(Stored data)
────────────────

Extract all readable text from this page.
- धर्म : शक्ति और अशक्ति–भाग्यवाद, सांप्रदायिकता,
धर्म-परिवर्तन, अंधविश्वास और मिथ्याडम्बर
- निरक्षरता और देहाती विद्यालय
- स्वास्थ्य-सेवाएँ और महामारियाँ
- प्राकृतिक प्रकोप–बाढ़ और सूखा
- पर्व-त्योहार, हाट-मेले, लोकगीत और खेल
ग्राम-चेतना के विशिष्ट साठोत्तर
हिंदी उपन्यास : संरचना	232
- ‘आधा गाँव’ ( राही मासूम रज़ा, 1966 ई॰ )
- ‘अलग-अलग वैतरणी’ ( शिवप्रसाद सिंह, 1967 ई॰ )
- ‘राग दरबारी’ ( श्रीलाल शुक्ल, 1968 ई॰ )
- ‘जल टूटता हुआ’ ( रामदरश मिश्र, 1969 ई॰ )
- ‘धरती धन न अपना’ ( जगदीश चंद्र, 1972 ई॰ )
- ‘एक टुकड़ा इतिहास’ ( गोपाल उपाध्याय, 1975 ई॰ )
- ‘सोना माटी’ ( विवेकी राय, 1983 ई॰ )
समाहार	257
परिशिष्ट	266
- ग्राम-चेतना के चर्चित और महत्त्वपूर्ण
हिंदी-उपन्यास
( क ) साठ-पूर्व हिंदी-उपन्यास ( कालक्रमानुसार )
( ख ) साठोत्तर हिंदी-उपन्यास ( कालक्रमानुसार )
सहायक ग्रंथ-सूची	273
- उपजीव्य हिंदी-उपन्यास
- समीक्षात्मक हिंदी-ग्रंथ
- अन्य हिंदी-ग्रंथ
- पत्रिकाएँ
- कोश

────────────────

Return all of the data exactly as it reads.

Extract all readable text from this page.
- धर्म : शक्ति और अशक्ति–भाग्यवाद, सांप्रदायिकता,
धर्म-परिवर्तन, अंधविश्वास और मिथ्याडम्बर
- निरक्षरता और देहाती विद्यालय
- स्वास्थ्य-सेवाएँ और महामारियाँ
- प्राकृतिक प्रकोप–बाढ़ और सूखा
- पर्व-त्योहार, हाट-मेले, लोकगीत और खेल
ग्राम-चेतना के विशिष्ट साठोत्तर
हिंदी उपन्यास : संरचना	232
- ‘आधा गाँव’ ( राही मासूम रज़ा, 1966 ई॰ )
- ‘अलग-अलग वैतरणी’ ( शिवप्रसाद सिंह, 1967 ई॰ )
- ‘राग दरबारी’ ( श्रीलाल शुक्ल, 1968 ई॰ )
- ‘जल टूटता हुआ’ ( रामदरश मिश्र, 1969 ई॰ )
- ‘धरती धन न अपना’ ( जगदीश चंद्र, 1972 ई॰ )
- ‘एक टुकड़ा इतिहास’ ( गोपाल उपाध्याय, 1975 ई॰ )
- ‘सोना माटी’ ( विवेकी राय, 1983 ई॰ )
समाहार	257
परिशिष्ट	266
- ग्राम-चेतना के चर्चित और महत्त्वपूर्ण
हिंदी-उपन्यास
( क ) साठ-पूर्व हिंदी-उपन्यास ( कालक्रमानुसार )
( ख ) साठोत्तर हिंदी-उपन्यास ( कालक्रमानुसार )
सहायक ग्रंथ-सूची	273
- उपजीव्य हिंदी-उपन्यास
- समीक्षात्मक हिंदी-ग्रंथ
- अन्य हिंदी-ग्रंथ
- पत्रिकाएँ
- कोश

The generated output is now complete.